** Start of MATERIAL TO PROCESS **
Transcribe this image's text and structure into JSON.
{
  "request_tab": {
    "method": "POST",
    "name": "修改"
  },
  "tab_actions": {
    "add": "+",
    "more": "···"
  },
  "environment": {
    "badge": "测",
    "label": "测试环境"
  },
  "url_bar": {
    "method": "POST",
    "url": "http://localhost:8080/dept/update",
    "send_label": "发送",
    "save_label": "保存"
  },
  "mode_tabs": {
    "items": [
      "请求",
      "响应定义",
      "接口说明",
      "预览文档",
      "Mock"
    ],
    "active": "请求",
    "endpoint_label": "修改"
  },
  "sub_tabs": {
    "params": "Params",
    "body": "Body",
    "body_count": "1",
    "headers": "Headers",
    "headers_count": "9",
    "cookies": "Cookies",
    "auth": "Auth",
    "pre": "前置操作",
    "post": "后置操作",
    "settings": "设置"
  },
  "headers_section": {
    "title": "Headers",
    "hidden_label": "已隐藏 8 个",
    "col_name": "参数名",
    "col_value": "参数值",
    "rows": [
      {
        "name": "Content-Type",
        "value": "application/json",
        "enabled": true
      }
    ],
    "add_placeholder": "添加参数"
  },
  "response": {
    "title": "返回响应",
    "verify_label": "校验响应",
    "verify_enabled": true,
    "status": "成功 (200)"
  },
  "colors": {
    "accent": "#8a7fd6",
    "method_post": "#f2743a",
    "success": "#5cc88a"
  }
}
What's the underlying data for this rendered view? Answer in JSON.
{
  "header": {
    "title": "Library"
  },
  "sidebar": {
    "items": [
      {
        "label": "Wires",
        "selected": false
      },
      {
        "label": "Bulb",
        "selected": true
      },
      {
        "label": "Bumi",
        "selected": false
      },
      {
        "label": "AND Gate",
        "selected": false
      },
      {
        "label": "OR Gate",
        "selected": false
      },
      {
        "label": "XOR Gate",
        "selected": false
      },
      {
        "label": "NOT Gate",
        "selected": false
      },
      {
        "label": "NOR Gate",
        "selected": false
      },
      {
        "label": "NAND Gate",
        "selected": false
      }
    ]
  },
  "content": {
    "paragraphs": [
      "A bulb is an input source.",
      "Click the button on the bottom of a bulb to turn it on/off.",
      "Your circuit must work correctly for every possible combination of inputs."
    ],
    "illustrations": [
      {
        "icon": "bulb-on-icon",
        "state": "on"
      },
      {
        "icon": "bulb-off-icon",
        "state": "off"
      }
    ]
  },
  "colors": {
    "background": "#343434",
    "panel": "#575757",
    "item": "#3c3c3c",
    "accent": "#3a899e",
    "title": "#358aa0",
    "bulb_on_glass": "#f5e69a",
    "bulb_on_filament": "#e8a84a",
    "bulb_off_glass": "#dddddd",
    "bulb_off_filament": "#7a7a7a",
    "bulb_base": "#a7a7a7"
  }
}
** End of MATERIAL TO PROCESS **
● **EXERCISE DETAILS**
Copy out all the entries shown above, character for character.

● **OUTPUT OF THE TASK**
Transcribe this image's text and structure into JSON.
{
  "request_tab": {
    "method": "POST",
    "name": "修改"
  },
  "tab_actions": {
    "add": "+",
    "more": "···"
  },
  "environment": {
    "badge": "测",
    "label": "测试环境"
  },
  "url_bar": {
    "method": "POST",
    "url": "http://localhost:8080/dept/update",
    "send_label": "发送",
    "save_label": "保存"
  },
  "mode_tabs": {
    "items": [
      "请求",
      "响应定义",
      "接口说明",
      "预览文档",
      "Mock"
    ],
    "active": "请求",
    "endpoint_label": "修改"
  },
  "sub_tabs": {
    "params": "Params",
    "body": "Body",
    "body_count": "1",
    "headers": "Headers",
    "headers_count": "9",
    "cookies": "Cookies",
    "auth": "Auth",
    "pre": "前置操作",
    "post": "后置操作",
    "settings": "设置"
  },
  "headers_section": {
    "title": "Headers",
    "hidden_label": "已隐藏 8 个",
    "col_name": "参数名",
    "col_value": "参数值",
    "rows": [
      {
        "name": "Content-Type",
        "value": "application/json",
        "enabled": true
      }
    ],
    "add_placeholder": "添加参数"
  },
  "response": {
    "title": "返回响应",
    "verify_label": "校验响应",
    "verify_enabled": true,
    "status": "成功 (200)"
  },
  "colors": {
    "accent": "#8a7fd6",
    "method_post": "#f2743a",
    "success": "#5cc88a"
  }
}
What's the underlying data for this rendered view? Answer in JSON.
{
  "header": {
    "title": "Library"
  },
  "sidebar": {
    "items": [
      {
        "label": "Wires",
        "selected": false
      },
      {
        "label": "Bulb",
        "selected": true
      },
      {
        "label": "Bumi",
        "selected": false
      },
      {
        "label": "AND Gate",
        "selected": false
      },
      {
        "label": "OR Gate",
        "selected": false
      },
      {
        "label": "XOR Gate",
        "selected": false
      },
      {
        "label": "NOT Gate",
        "selected": false
      },
      {
        "label": "NOR Gate",
        "selected": false
      },
      {
        "label": "NAND Gate",
        "selected": false
      }
    ]
  },
  "content": {
    "paragraphs": [
      "A bulb is an input source.",
      "Click the button on the bottom of a bulb to turn it on/off.",
      "Your circuit must work correctly for every possible combination of inputs."
    ],
    "illustrations": [
      {
        "icon": "bulb-on-icon",
        "state": "on"
      },
      {
        "icon": "bulb-off-icon",
        "state": "off"
      }
    ]
  },
  "colors": {
    "background": "#343434",
    "panel": "#575757",
    "item": "#3c3c3c",
    "accent": "#3a899e",
    "title": "#358aa0",
    "bulb_on_glass": "#f5e69a",
    "bulb_on_filament": "#e8a84a",
    "bulb_off_glass": "#dddddd",
    "bulb_off_filament": "#7a7a7a",
    "bulb_base": "#a7a7a7"
  }
}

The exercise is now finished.